Excerpted data:
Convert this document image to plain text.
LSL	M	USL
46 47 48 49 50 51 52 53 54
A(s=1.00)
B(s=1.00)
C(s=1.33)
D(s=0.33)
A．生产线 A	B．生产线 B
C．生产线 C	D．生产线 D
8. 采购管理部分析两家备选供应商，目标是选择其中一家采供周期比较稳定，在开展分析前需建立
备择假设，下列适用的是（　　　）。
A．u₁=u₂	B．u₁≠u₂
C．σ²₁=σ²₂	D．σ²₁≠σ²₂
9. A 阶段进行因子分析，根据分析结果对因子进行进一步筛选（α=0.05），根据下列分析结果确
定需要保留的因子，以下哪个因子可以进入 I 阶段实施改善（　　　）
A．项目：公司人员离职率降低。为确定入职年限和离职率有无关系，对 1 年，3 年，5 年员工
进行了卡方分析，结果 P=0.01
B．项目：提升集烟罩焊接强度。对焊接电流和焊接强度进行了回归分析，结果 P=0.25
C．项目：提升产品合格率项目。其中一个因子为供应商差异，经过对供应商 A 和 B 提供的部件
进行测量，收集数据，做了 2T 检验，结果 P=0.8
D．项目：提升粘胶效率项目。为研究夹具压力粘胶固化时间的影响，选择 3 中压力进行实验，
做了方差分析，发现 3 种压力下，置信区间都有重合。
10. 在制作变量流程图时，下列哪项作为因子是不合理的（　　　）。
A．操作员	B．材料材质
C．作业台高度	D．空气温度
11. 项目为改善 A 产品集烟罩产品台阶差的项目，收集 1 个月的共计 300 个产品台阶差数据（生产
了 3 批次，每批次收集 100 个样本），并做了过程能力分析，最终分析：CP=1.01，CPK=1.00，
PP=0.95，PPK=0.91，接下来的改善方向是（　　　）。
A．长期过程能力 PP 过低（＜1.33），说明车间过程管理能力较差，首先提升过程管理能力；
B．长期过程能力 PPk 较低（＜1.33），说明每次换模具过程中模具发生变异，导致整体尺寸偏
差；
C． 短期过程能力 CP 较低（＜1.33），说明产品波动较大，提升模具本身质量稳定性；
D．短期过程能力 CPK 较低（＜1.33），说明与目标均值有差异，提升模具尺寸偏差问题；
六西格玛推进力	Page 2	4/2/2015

Exercise brief: Pull out all lines from the entries above in which the word "长期过程能力" appears.

Solution to the exercise:
A．长期过程能力 PP 过低（＜1.33），说明车间过程管理能力较差，首先提升过程管理能力；
B．长期过程能力 PPk 较低（＜1.33），说明每次换模具过程中模具发生变异，导致整体尺寸偏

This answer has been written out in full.